*Request*: Look through the lines below and extract any with the word "leave".
— BEGIN Material supplied —
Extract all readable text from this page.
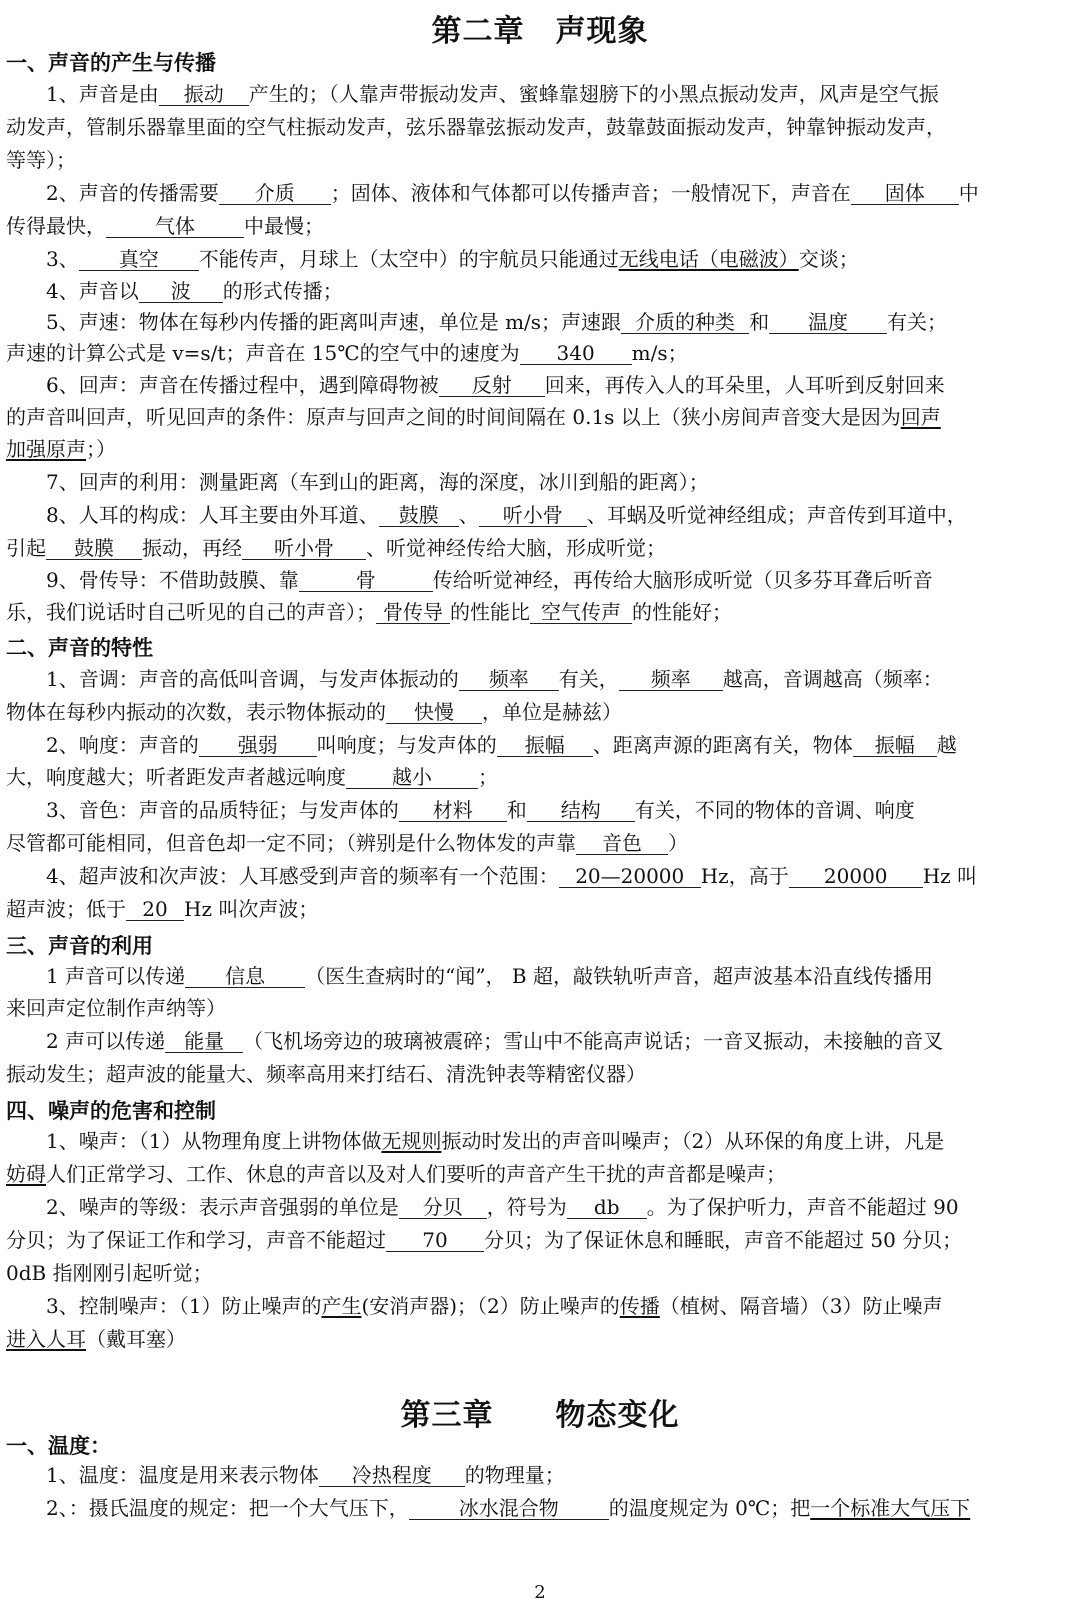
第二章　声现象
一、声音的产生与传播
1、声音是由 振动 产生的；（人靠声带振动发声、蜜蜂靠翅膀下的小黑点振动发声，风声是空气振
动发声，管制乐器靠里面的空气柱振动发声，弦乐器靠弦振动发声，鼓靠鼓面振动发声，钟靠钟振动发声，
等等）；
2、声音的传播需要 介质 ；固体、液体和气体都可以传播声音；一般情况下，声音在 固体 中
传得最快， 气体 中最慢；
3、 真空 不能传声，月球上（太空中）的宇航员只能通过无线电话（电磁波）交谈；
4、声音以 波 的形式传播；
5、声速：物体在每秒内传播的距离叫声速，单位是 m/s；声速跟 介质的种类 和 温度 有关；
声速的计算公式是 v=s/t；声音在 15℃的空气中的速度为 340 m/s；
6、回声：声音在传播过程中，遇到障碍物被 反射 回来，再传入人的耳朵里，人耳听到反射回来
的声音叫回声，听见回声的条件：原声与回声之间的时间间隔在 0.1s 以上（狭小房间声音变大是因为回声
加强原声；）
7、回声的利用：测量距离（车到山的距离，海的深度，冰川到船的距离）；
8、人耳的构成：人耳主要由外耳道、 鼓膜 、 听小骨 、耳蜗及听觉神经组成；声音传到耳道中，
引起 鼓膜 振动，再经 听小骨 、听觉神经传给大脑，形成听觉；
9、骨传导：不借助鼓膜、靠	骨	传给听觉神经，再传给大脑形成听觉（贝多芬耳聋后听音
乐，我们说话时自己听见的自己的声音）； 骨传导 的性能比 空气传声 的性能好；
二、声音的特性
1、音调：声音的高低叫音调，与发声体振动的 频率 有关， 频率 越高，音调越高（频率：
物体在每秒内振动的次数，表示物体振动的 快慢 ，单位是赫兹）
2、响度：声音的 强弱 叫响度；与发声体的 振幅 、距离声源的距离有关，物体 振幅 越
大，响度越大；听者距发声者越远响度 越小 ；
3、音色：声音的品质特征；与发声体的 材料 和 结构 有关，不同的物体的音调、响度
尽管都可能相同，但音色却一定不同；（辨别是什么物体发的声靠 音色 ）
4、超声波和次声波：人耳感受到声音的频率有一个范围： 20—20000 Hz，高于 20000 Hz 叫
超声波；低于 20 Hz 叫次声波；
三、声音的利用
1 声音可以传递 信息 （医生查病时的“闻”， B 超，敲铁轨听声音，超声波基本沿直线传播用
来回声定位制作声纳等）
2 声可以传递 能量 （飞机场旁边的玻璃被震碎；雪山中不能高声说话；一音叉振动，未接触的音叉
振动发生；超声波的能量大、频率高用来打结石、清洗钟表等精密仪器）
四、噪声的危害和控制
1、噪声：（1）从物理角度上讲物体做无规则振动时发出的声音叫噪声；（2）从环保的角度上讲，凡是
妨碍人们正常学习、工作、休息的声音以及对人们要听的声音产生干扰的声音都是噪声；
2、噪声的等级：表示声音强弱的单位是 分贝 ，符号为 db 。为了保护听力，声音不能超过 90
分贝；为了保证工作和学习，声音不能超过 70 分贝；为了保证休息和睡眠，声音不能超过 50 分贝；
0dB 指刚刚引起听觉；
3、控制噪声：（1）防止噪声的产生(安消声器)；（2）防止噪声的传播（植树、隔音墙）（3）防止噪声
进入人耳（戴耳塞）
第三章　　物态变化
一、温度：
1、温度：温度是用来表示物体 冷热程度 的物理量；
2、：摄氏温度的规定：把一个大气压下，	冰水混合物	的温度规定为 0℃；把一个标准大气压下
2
— END Material supplied —
— BEGIN Material supplied —
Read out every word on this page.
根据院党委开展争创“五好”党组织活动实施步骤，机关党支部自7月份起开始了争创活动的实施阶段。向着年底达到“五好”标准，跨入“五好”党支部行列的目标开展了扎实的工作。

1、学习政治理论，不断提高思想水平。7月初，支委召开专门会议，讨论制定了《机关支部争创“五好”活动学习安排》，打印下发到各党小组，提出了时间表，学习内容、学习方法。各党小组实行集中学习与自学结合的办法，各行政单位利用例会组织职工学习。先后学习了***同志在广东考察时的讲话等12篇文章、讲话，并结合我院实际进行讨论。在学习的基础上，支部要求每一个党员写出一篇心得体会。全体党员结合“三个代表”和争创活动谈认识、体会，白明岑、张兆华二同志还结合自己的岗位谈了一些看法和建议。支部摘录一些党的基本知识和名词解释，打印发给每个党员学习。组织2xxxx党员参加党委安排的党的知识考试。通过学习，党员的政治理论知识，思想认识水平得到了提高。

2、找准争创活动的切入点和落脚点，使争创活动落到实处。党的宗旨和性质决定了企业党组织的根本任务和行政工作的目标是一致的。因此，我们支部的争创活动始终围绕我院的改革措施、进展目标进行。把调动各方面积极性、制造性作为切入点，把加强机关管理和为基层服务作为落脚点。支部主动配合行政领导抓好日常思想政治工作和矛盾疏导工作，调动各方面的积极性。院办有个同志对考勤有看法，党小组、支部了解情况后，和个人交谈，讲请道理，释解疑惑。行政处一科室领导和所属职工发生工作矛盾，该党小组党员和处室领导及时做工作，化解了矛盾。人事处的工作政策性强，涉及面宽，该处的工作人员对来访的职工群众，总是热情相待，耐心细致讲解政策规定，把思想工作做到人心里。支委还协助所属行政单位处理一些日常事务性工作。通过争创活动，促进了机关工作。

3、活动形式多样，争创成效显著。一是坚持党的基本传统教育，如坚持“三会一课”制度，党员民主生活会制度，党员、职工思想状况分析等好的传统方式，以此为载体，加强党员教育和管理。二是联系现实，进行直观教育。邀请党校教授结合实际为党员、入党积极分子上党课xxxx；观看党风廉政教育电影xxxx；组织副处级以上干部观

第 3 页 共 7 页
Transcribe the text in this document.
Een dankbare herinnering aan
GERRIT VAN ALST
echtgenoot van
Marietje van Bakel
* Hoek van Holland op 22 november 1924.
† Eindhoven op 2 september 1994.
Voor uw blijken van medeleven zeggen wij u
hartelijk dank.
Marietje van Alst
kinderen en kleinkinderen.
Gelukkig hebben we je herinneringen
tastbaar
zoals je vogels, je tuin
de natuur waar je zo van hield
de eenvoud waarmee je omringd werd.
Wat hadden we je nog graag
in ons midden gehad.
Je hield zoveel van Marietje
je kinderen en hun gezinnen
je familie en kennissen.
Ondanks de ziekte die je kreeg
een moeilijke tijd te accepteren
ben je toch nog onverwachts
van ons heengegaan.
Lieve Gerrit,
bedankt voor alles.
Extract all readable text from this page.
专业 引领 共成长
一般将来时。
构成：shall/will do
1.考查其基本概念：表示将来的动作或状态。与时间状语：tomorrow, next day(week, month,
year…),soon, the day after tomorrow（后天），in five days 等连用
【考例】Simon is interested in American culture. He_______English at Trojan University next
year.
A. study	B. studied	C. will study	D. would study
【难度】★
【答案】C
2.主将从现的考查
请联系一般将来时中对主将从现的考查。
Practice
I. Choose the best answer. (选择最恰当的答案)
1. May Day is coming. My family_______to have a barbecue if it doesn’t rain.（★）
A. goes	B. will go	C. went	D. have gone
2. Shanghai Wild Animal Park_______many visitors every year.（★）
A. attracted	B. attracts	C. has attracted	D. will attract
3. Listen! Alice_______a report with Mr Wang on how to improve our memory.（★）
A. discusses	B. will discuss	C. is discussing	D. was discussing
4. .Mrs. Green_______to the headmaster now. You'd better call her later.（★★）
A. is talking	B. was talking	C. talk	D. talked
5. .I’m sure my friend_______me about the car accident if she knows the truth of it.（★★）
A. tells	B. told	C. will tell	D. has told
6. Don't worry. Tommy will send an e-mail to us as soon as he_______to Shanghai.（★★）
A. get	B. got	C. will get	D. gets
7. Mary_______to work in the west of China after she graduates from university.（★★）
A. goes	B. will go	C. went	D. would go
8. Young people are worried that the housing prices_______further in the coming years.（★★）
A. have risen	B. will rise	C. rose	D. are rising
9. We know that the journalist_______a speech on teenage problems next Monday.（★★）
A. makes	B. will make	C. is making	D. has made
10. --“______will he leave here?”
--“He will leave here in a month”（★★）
— END Material supplied —
— BEGIN Material supplied —
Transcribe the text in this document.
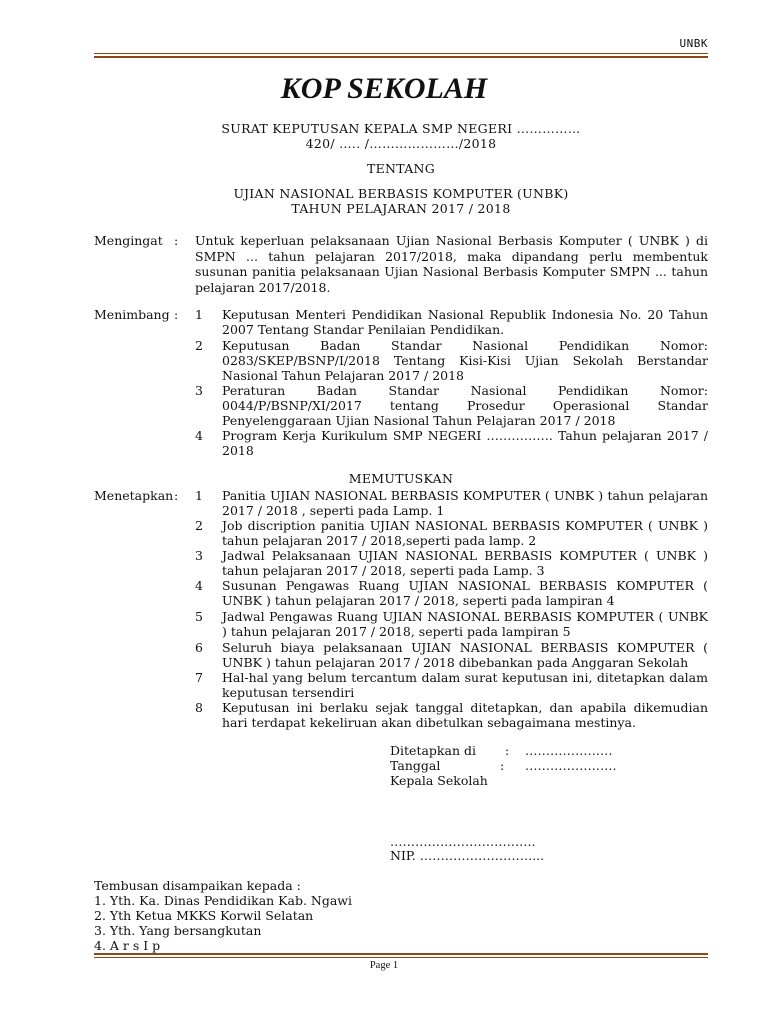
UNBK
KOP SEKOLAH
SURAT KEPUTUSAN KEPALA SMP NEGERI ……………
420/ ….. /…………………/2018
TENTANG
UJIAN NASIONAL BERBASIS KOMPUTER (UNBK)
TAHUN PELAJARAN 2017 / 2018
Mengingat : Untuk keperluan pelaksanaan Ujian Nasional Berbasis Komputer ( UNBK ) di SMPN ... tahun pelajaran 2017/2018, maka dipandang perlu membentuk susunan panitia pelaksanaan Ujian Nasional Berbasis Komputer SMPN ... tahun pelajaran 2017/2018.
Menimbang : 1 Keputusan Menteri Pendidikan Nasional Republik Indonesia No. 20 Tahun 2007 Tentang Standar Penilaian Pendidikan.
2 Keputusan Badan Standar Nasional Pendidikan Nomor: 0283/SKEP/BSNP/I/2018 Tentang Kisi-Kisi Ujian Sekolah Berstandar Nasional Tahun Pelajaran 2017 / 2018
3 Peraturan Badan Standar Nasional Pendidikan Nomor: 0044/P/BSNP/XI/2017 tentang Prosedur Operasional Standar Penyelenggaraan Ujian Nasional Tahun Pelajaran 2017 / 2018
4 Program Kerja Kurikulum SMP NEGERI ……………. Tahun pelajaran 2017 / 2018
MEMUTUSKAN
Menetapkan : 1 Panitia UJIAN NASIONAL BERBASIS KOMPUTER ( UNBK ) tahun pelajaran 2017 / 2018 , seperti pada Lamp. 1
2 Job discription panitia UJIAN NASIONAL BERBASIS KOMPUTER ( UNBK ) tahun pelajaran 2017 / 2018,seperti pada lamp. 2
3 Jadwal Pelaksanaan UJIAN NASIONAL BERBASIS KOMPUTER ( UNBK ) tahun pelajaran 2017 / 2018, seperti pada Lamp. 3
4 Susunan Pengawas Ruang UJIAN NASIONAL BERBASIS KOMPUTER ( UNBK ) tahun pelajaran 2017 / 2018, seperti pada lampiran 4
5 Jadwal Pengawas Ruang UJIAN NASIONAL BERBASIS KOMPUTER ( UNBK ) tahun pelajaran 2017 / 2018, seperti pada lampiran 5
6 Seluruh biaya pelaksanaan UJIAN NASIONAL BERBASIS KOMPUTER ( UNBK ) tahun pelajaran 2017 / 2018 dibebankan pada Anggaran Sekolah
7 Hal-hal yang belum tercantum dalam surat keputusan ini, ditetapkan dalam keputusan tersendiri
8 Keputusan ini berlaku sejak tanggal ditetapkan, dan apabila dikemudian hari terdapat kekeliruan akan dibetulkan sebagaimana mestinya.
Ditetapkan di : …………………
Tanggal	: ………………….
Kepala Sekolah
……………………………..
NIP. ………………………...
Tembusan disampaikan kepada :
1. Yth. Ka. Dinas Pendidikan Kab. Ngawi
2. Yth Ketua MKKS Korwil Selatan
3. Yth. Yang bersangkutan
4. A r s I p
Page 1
— END Material supplied —
*Solved problem*:
10. --“______will he leave here?”
--“He will leave here in a month”（★★）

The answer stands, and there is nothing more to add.